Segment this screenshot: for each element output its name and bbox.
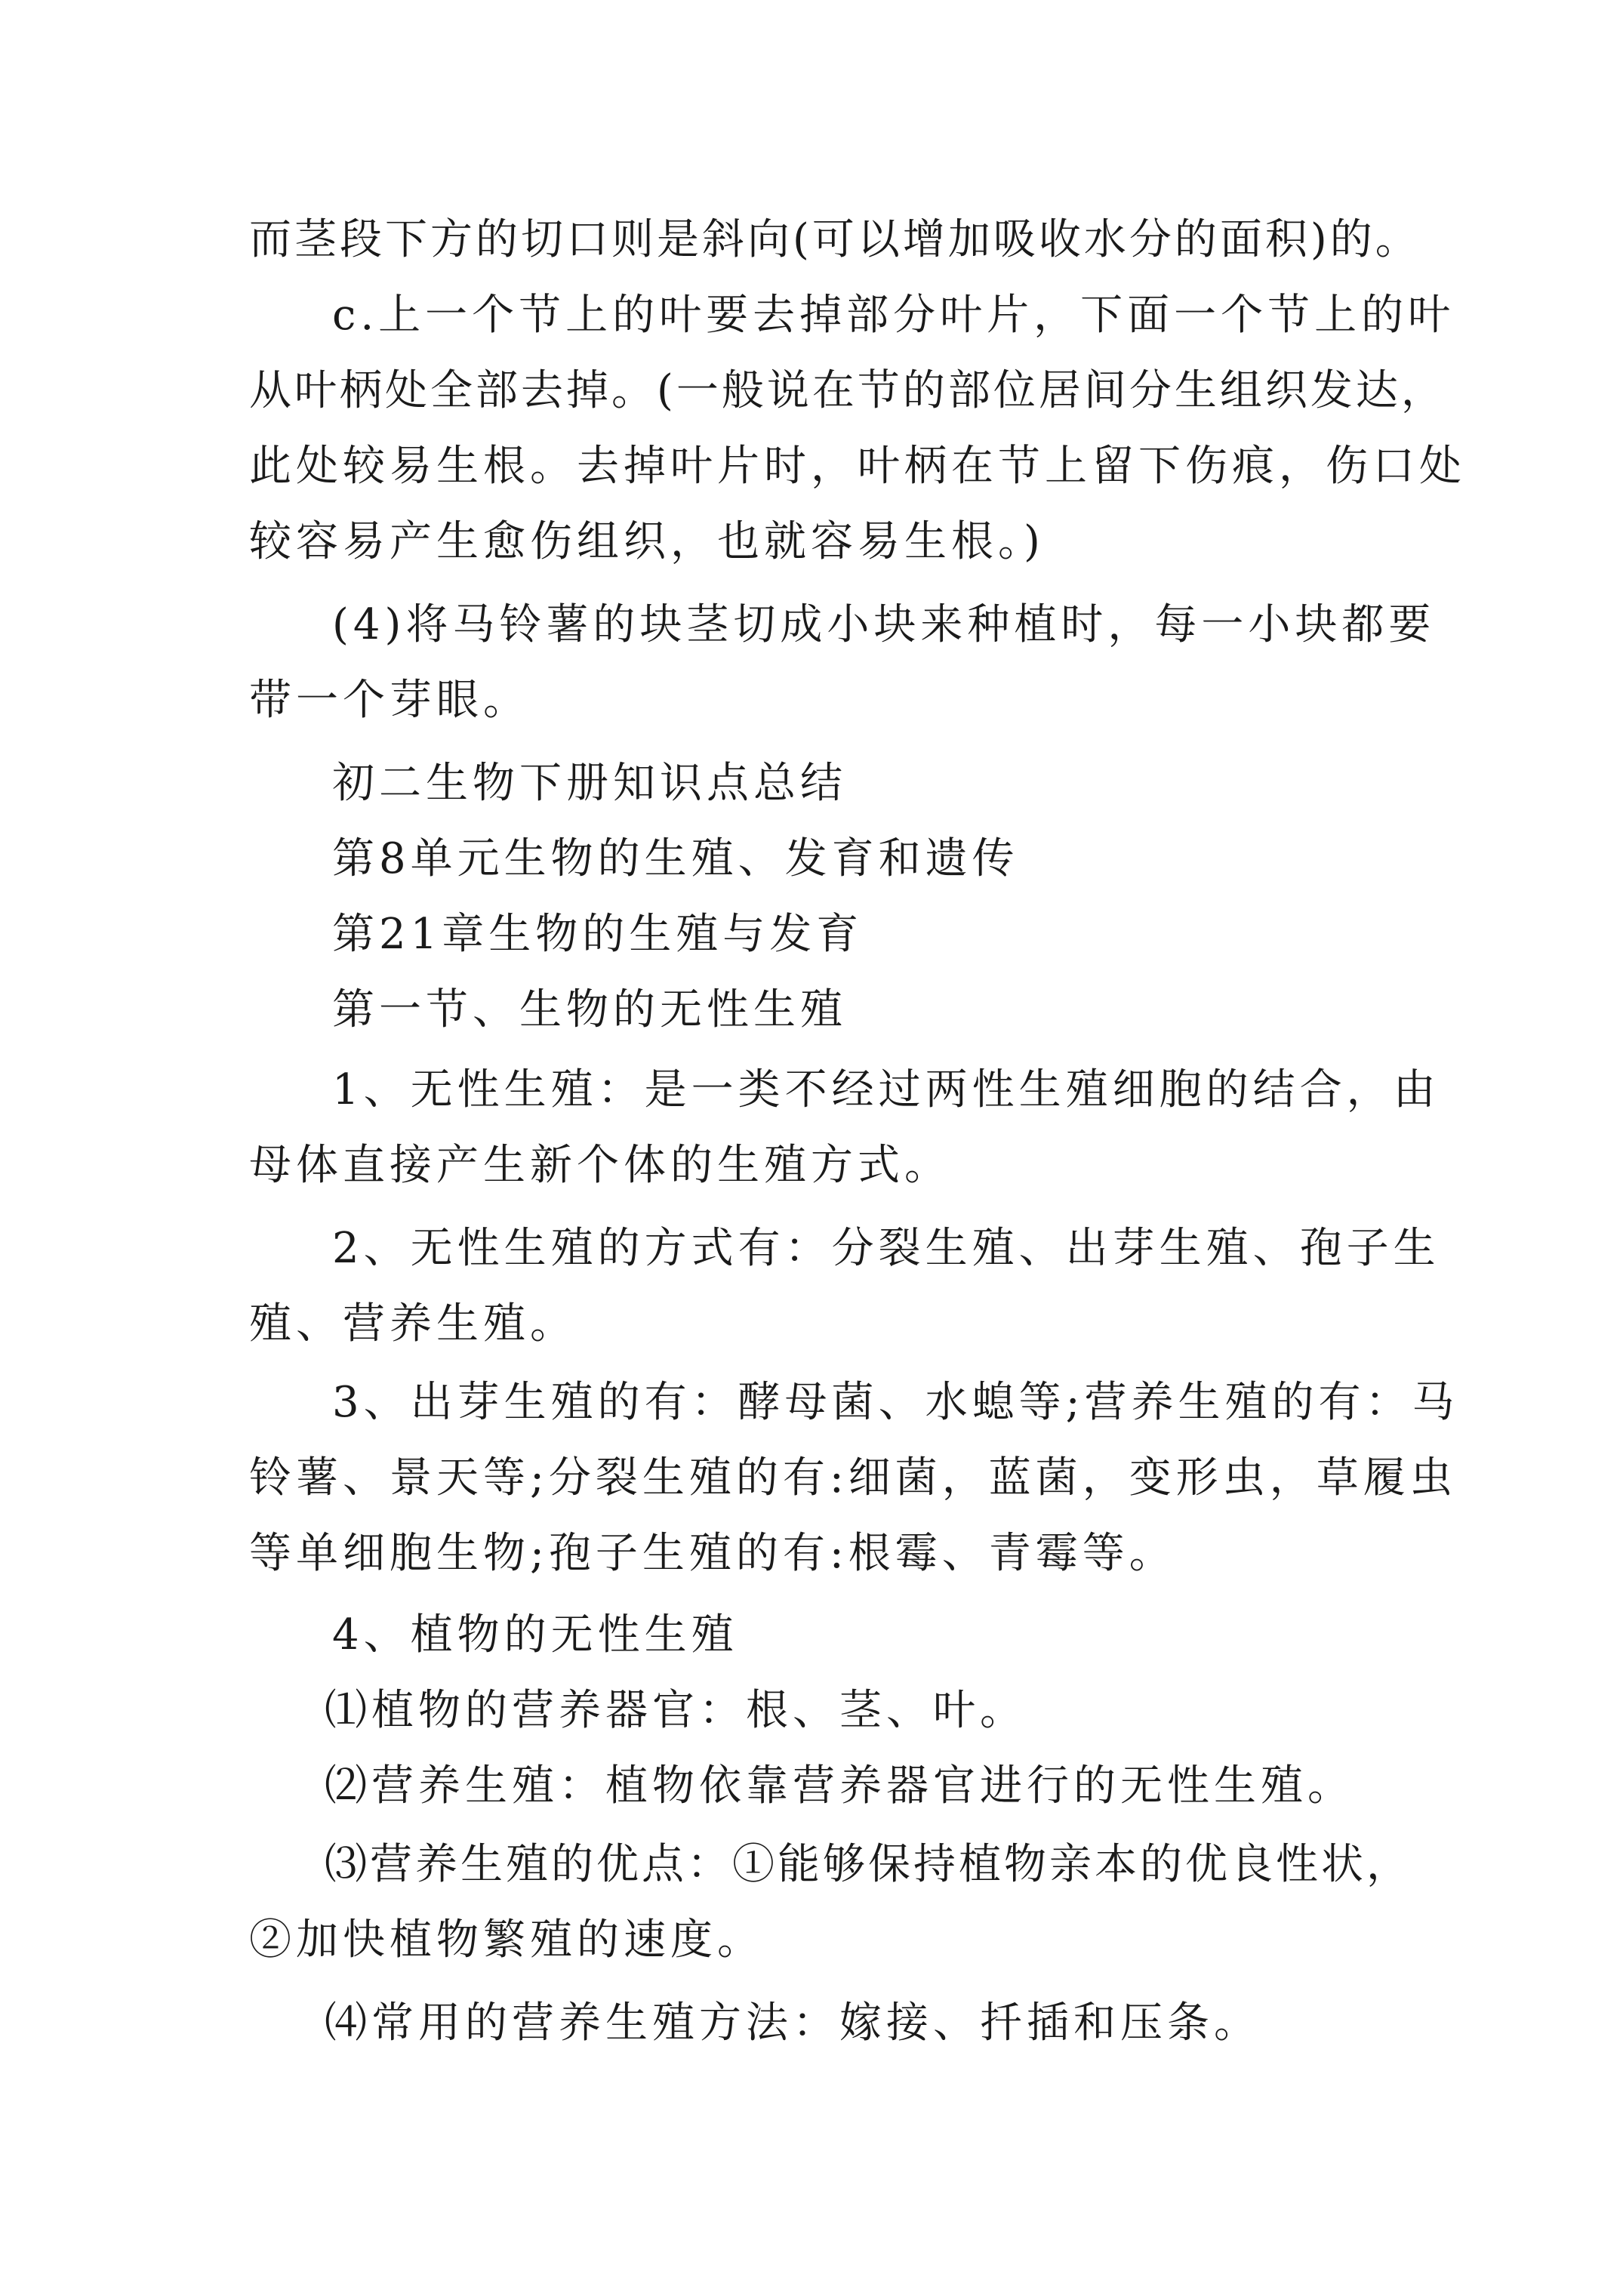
text-line: 母体直接产生新个体的生殖方式。 (249, 1141, 951, 1190)
text-line: 较容易产生愈伤组织，也就容易生根。) (249, 517, 1045, 566)
text-line: 殖、营养生殖。 (249, 1299, 577, 1348)
text-line: c.上一个节上的叶要去掉部分叶片，下面一个节上的叶 (332, 291, 1455, 340)
text-line: 第21章生物的生殖与发育 (332, 910, 864, 959)
text-line: 从叶柄处全部去掉。(一般说在节的部位居间分生组织发达， (249, 366, 1446, 415)
text-line: ⑴植物的营养器官：根、茎、叶。 (325, 1686, 1027, 1735)
text-line: 铃薯、景天等;分裂生殖的有:细菌，蓝菌，变形虫，草履虫 (249, 1453, 1457, 1502)
text-line: ⑷常用的营养生殖方法：嫁接、扦插和压条。 (325, 1999, 1261, 2048)
text-line: 3、出芽生殖的有：酵母菌、水螅等;营养生殖的有：马 (332, 1378, 1459, 1427)
text-line: 第8单元生物的生殖、发育和遗传 (332, 834, 1019, 883)
text-line: (4)将马铃薯的块茎切成小块来种植时，每一小块都要 (332, 600, 1436, 649)
text-line: 初二生物下册知识点总结 (332, 759, 847, 808)
text-line: ⑵营养生殖：植物依靠营养器官进行的无性生殖。 (325, 1761, 1354, 1811)
text-line: 1、无性生殖：是一类不经过两性生殖细胞的结合，由 (332, 1065, 1440, 1114)
text-line: 此处较易生根。去掉叶片时，叶柄在节上留下伤痕，伤口处 (249, 442, 1466, 491)
text-line: ②加快植物繁殖的速度。 (249, 1915, 764, 1965)
text-line: 2、无性生殖的方式有：分裂生殖、出芽生殖、孢子生 (332, 1224, 1440, 1273)
text-line: 带一个芽眼。 (249, 676, 530, 725)
text-line: 第一节、生物的无性生殖 (332, 985, 847, 1034)
text-line: 4、植物的无性生殖 (332, 1610, 738, 1660)
text-line: ⑶营养生殖的优点：①能够保持植物亲本的优良性状， (325, 1840, 1412, 1889)
text-line: 而茎段下方的切口则是斜向(可以增加吸收水分的面积)的。 (249, 215, 1421, 264)
text-line: 等单细胞生物;孢子生殖的有:根霉、青霉等。 (249, 1529, 1176, 1578)
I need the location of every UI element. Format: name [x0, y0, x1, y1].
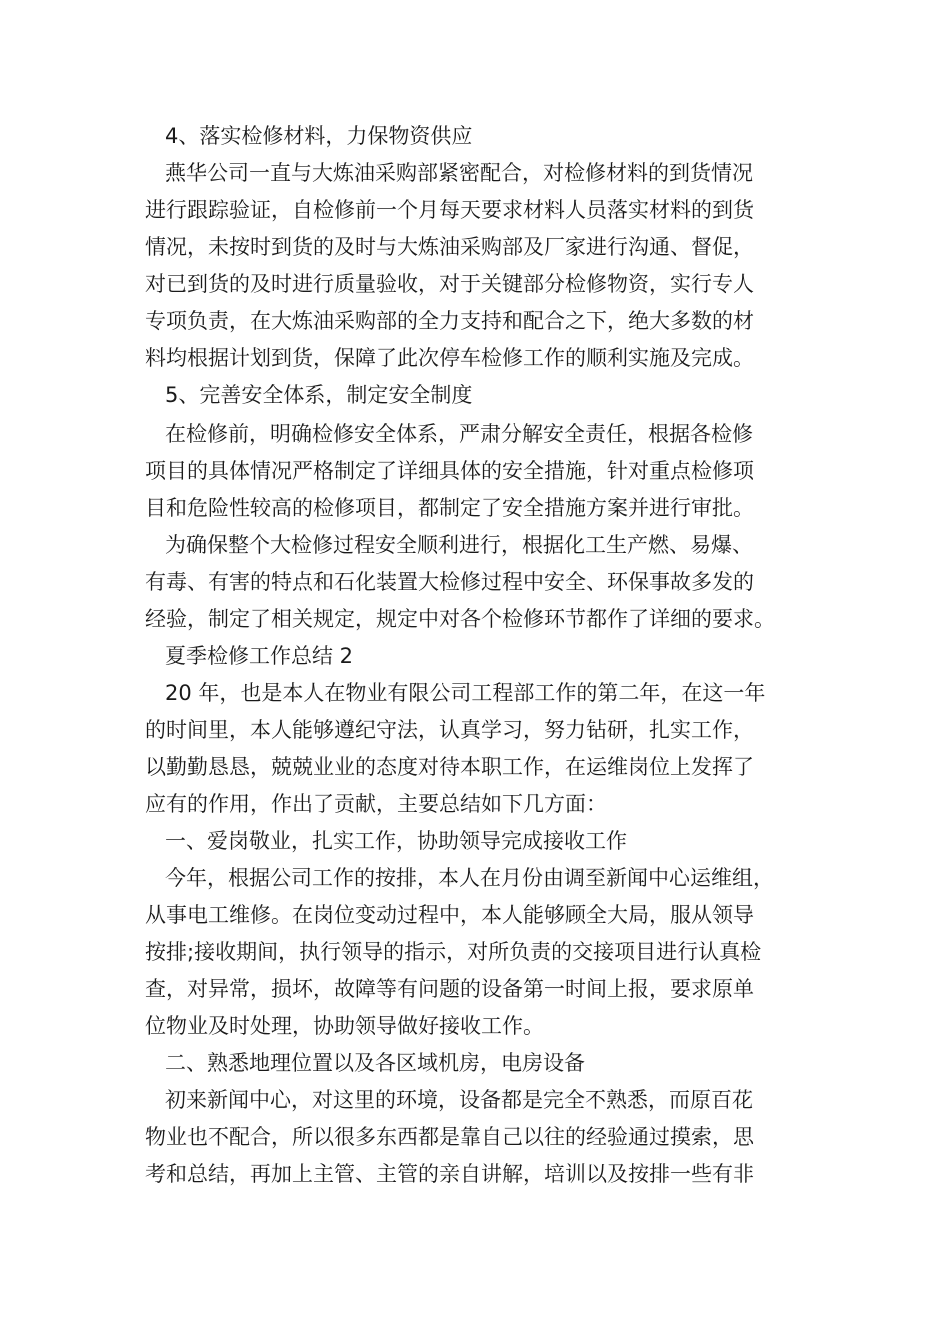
text-line: 从事电工维修。在岗位变动过程中，本人能够顾全大局，服从领导 [145, 903, 754, 927]
heading-text: 二、熟悉地理位置以及各区域机房，电房设备 [165, 1051, 585, 1075]
text-line: 项目的具体情况严格制定了详细具体的安全措施，针对重点检修项 [145, 459, 754, 483]
text-line: 20 年，也是本人在物业有限公司工程部工作的第二年，在这一年 [165, 681, 766, 705]
text-line: 初来新闻中心，对这里的环境，设备都是完全不熟悉，而原百花 [165, 1088, 753, 1112]
text-line: 情况，未按时到货的及时与大炼油采购部及厂家进行沟通、督促， [145, 235, 754, 259]
text-line: 为确保整个大检修过程安全顺利进行，根据化工生产燃、易爆、 [165, 533, 753, 557]
text-line: 有毒、有害的特点和石化装置大检修过程中安全、环保事故多发的 [145, 570, 754, 594]
text-line: 专项负责，在大炼油采购部的全力支持和配合之下，绝大多数的材 [145, 309, 754, 333]
text-line: 的时间里，本人能够遵纪守法，认真学习，努力钻研，扎实工作， [145, 718, 754, 742]
text-line: 燕华公司一直与大炼油采购部紧密配合，对检修材料的到货情况 [165, 161, 753, 185]
text-line: 经验，制定了相关规定，规定中对各个检修环节都作了详细的要求。 [145, 607, 775, 631]
text-line: 在检修前，明确检修安全体系，严肃分解安全责任，根据各检修 [165, 422, 753, 446]
text-line: 目和危险性较高的检修项目，都制定了安全措施方案并进行审批。 [145, 496, 754, 520]
text-line: 今年，根据公司工作的按排，本人在月份由调至新闻中心运维组， [165, 866, 774, 890]
text-line: 进行跟踪验证，自检修前一个月每天要求材料人员落实材料的到货 [145, 198, 754, 222]
heading-text: 一、爱岗敬业，扎实工作，协助领导完成接收工作 [165, 829, 627, 853]
text-line: 以勤勤恳恳，兢兢业业的态度对待本职工作，在运维岗位上发挥了 [145, 755, 754, 779]
text-line: 物业也不配合，所以很多东西都是靠自己以往的经验通过摸索，思 [145, 1125, 754, 1149]
text-line: 查，对异常，损坏，故障等有问题的设备第一时间上报，要求原单 [145, 977, 754, 1001]
title-text: 夏季检修工作总结 2 [165, 644, 354, 668]
text-line: 对已到货的及时进行质量验收，对于关键部分检修物资，实行专人 [145, 272, 754, 296]
heading-text: 4、落实检修材料，力保物资供应 [165, 124, 473, 148]
text-line: 料均根据计划到货，保障了此次停车检修工作的顺利实施及完成。 [145, 346, 754, 370]
text-line: 应有的作用，作出了贡献，主要总结如下几方面： [145, 792, 607, 816]
text-line: 位物业及时处理，协助领导做好接收工作。 [145, 1014, 544, 1038]
text-line: 考和总结，再加上主管、主管的亲自讲解，培训以及按排一些有非 [145, 1162, 754, 1186]
text-line: 按排;接收期间，执行领导的指示，对所负责的交接项目进行认真检 [145, 940, 762, 964]
heading-text: 5、完善安全体系，制定安全制度 [165, 383, 473, 407]
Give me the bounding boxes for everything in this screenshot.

== Problem statement ==
Copy out the lines of the items without changes, beginning at the line containing "text-line: 母体直接产生新个体的生殖方式。 (249, 1141, 951, 1190)" and ending after the line containing "text-line: 3、出芽生殖的有：酵母菌、水螅等;营养生殖的有：马 (332, 1378, 1459, 1427)".

== Written answer ==
text-line: 母体直接产生新个体的生殖方式。 (249, 1141, 951, 1190)
text-line: 较容易产生愈伤组织，也就容易生根。) (249, 517, 1045, 566)
text-line: 殖、营养生殖。 (249, 1299, 577, 1348)
text-line: c.上一个节上的叶要去掉部分叶片，下面一个节上的叶 (332, 291, 1455, 340)
text-line: 第21章生物的生殖与发育 (332, 910, 864, 959)
text-line: 从叶柄处全部去掉。(一般说在节的部位居间分生组织发达， (249, 366, 1446, 415)
text-line: ⑴植物的营养器官：根、茎、叶。 (325, 1686, 1027, 1735)
text-line: 铃薯、景天等;分裂生殖的有:细菌，蓝菌，变形虫，草履虫 (249, 1453, 1457, 1502)
text-line: ⑷常用的营养生殖方法：嫁接、扦插和压条。 (325, 1999, 1261, 2048)
text-line: 3、出芽生殖的有：酵母菌、水螅等;营养生殖的有：马 (332, 1378, 1459, 1427)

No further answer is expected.